* START *

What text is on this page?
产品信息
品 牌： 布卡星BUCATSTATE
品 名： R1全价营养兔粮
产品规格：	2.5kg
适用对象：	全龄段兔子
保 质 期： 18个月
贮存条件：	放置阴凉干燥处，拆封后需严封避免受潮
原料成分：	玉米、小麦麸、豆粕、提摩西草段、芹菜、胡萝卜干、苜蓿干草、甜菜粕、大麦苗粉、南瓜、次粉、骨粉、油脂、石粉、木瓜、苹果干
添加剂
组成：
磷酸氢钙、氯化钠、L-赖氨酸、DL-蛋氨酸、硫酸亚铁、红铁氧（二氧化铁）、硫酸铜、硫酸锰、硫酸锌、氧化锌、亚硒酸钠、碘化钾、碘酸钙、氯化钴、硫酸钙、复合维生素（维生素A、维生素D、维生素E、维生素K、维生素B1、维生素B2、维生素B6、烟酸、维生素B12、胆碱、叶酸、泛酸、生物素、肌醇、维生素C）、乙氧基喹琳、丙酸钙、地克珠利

* END *

--- Stated exercise ---
Output all of the data above without any alteration.

--- Output for this task ---
What text is on this page?
产品信息
品 牌： 布卡星BUCATSTATE
品 名： R1全价营养兔粮
产品规格：	2.5kg
适用对象：	全龄段兔子
保 质 期： 18个月
贮存条件：	放置阴凉干燥处，拆封后需严封避免受潮
原料成分：	玉米、小麦麸、豆粕、提摩西草段、芹菜、胡萝卜干、苜蓿干草、甜菜粕、大麦苗粉、南瓜、次粉、骨粉、油脂、石粉、木瓜、苹果干
添加剂
组成：
磷酸氢钙、氯化钠、L-赖氨酸、DL-蛋氨酸、硫酸亚铁、红铁氧（二氧化铁）、硫酸铜、硫酸锰、硫酸锌、氧化锌、亚硒酸钠、碘化钾、碘酸钙、氯化钴、硫酸钙、复合维生素（维生素A、维生素D、维生素E、维生素K、维生素B1、维生素B2、维生素B6、烟酸、维生素B12、胆碱、叶酸、泛酸、生物素、肌醇、维生素C）、乙氧基喹琳、丙酸钙、地克珠利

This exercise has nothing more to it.